Data shown ->

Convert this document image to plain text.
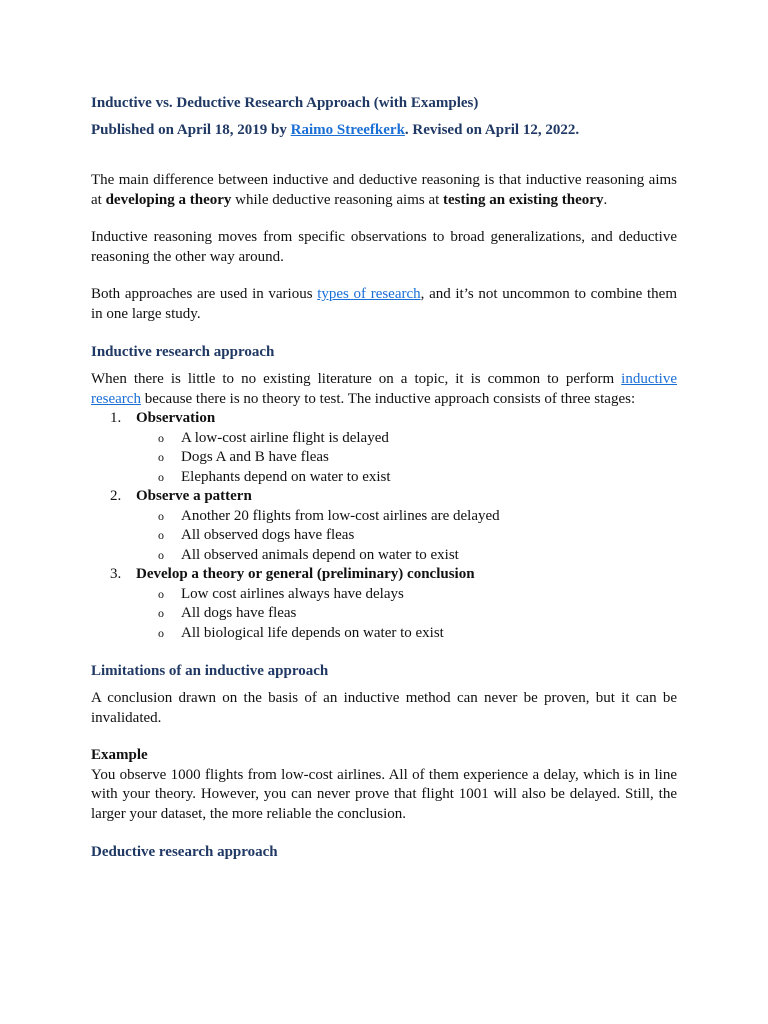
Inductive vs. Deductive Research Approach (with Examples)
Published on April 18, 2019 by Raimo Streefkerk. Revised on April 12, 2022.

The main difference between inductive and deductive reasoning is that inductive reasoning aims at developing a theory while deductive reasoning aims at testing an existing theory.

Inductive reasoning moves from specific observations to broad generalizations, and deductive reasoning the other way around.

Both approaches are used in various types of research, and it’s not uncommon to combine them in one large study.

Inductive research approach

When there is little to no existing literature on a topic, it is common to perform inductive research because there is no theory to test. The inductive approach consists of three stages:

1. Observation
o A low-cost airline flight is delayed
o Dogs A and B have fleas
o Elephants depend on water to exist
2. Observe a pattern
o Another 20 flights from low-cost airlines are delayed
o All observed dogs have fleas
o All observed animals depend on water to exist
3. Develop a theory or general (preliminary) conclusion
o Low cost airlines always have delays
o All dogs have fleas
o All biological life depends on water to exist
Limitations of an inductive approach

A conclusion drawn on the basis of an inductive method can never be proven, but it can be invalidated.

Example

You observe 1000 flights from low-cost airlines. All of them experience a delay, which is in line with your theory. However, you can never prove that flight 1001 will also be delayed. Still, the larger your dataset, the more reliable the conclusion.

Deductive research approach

...

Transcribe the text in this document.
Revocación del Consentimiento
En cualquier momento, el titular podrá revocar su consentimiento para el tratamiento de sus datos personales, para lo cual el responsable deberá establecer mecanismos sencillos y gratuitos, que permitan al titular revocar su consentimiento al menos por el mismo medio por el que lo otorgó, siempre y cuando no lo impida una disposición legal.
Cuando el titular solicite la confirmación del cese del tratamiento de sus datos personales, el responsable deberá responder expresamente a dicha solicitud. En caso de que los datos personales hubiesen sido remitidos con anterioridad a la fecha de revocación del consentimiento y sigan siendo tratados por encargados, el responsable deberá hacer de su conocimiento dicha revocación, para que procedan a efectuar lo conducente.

==

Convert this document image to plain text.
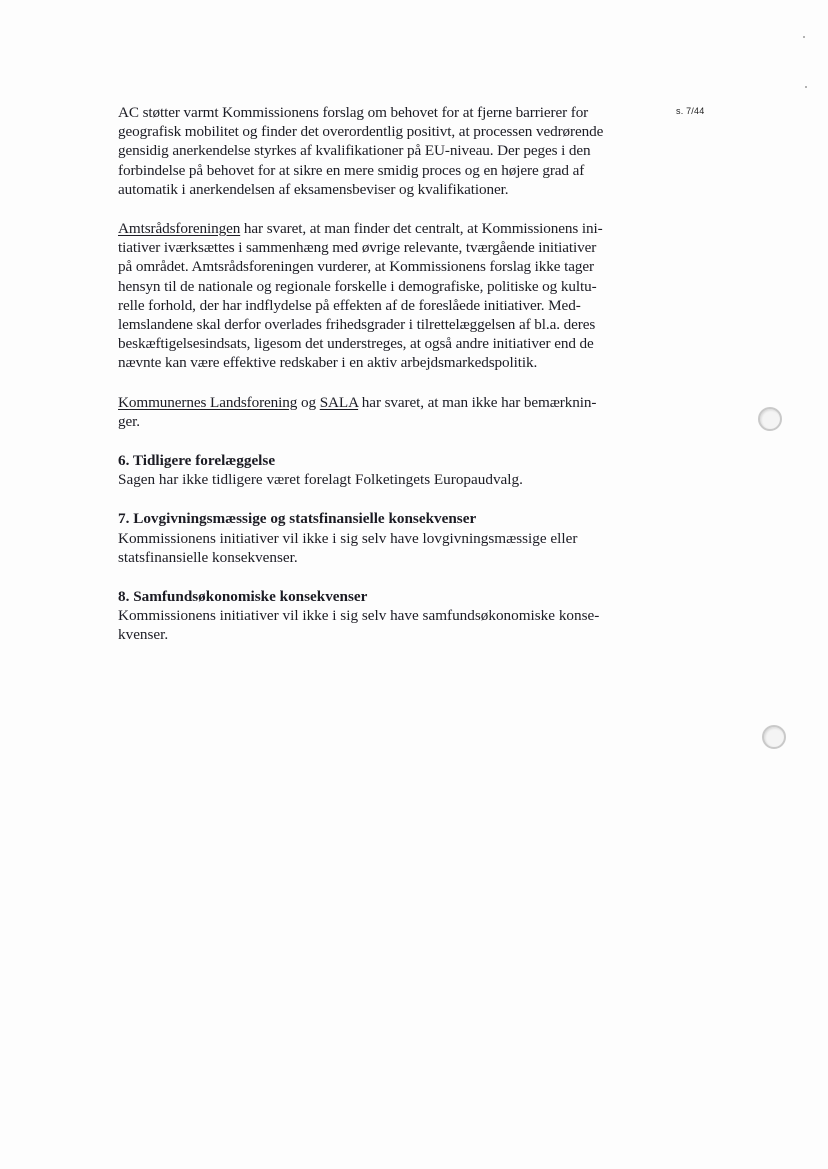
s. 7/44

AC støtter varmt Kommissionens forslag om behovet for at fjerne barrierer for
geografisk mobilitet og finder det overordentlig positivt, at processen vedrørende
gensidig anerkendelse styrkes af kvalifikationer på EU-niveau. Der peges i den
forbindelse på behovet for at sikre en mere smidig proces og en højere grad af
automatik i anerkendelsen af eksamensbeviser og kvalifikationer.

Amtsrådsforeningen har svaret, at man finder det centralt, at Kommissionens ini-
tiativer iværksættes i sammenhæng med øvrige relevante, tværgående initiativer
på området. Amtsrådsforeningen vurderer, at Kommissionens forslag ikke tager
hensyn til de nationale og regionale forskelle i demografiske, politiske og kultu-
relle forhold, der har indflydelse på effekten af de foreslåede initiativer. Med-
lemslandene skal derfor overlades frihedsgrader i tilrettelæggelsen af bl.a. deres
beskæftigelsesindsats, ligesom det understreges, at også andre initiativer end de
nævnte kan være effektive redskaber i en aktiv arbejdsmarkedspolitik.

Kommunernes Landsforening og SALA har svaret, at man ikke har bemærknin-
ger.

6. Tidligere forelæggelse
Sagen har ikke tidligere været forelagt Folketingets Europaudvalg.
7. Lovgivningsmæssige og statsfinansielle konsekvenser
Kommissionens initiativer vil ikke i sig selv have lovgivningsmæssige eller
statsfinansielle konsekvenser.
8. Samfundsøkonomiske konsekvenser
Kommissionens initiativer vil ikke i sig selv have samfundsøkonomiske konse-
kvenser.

Problem to work on -> Pull out all lines of the data with the string "statsfinansielle".

Written solution ->
7. Lovgivningsmæssige og statsfinansielle konsekvenser
statsfinansielle konsekvenser.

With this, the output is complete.